Marco da Silva

Personal information
- Full name: Marco da Silva
- Date of birth: 10 April 1992 (age 32)
- Place of birth: Compiègne, France
- Height: 1.82 m (6 ft 0 in)
- Position(s): Midfielder

Youth career
- 2004–2007: Clairefontaine
- 2007–2013: Valenciennes

Senior career*
- Years: Team / Apps / (Gls)
- 2010–2018: Valenciennes / 23 / (1)
- 2011–2014: Valenciennes II / 43 / (8)
- 2018–2019: Krško / 39 / (5)
- 2019–2020: Domžale / 2 / (0)

= Marco da Silva (French footballer) =

French footballer (born 1992)

Marco da Silva (born 10 April 1992) is a French-Portuguese footballer who plays as a midfielder.

▶ _Problems and tasks_:
1. List every team shown in the senior career section of the footballer profile above.
2. According to the footballer profile above, where was Marco da Silva born?
3. Write the next part of the footballer profile, starting after its final sentence.

▶ _Records shown_:
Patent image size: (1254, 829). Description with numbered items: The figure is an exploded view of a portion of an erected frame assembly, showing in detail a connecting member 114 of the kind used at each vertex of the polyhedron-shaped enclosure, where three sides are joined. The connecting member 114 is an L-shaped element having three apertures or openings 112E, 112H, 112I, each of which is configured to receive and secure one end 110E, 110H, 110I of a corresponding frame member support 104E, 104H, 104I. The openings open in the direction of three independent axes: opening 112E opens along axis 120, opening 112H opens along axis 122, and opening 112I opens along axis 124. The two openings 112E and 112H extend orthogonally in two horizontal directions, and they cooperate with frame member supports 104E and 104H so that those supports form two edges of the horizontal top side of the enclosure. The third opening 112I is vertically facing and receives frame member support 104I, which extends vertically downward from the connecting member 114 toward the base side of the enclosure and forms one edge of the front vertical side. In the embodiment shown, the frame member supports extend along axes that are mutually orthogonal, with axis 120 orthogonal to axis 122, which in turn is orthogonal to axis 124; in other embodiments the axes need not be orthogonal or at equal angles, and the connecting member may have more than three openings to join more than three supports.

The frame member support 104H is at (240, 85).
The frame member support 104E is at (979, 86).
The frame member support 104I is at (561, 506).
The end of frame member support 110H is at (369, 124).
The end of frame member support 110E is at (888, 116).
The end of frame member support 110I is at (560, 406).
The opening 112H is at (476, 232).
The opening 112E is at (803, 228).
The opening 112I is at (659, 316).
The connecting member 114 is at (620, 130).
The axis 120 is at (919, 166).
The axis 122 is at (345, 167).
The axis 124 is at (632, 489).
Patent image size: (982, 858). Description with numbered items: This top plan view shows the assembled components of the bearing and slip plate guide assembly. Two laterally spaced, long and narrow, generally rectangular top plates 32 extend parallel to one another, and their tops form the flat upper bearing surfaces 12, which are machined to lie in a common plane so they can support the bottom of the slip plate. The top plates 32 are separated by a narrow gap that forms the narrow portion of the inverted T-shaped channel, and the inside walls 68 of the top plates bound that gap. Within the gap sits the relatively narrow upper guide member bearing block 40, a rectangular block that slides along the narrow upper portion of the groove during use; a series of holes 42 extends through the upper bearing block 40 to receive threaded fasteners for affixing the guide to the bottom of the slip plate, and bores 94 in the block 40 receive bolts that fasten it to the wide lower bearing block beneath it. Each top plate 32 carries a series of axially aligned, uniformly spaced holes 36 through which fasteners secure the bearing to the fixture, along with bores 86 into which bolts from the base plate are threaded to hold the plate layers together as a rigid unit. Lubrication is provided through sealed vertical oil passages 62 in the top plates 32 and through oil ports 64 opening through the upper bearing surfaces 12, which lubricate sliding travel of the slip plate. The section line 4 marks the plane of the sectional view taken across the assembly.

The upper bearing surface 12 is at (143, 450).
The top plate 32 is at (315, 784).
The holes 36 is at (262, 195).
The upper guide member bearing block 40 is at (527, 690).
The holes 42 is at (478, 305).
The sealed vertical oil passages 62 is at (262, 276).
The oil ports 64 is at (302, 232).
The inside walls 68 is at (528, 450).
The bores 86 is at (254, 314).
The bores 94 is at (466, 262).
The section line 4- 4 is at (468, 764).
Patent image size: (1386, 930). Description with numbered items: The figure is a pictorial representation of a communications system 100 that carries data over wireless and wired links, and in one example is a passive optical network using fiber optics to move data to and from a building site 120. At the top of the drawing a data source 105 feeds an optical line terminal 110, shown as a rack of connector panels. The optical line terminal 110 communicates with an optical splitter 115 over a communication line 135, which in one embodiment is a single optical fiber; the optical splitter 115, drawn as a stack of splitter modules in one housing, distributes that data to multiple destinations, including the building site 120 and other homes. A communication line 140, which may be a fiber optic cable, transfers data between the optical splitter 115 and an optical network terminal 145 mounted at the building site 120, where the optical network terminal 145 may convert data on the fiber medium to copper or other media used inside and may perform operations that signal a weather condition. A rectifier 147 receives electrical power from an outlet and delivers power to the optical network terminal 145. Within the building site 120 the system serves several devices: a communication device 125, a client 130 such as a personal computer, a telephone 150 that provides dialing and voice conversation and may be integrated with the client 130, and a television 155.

▶ _Answer section_:
1. Valenciennes, Valenciennes II, Krško, Domžale

2. Compiègne, France

3.
==Career==
Da Silva is a former graduate of the Clairefontaine academy. After leaving Clairefontaine, da Silva joined Valenciennes and was promoted to its reserve team after two seasons in the club's youth academy. He helped the team earn promotion to the Championnat de France amateur in the 2010–11 season and is the team's current captain. Da Silva made his professional debut with Valenciennes on 31 August 2011 against Dijon in the Coupe de la Ligue. He started the match and was substituted out after 73 minutes as Valenciennes were defeated 3–2.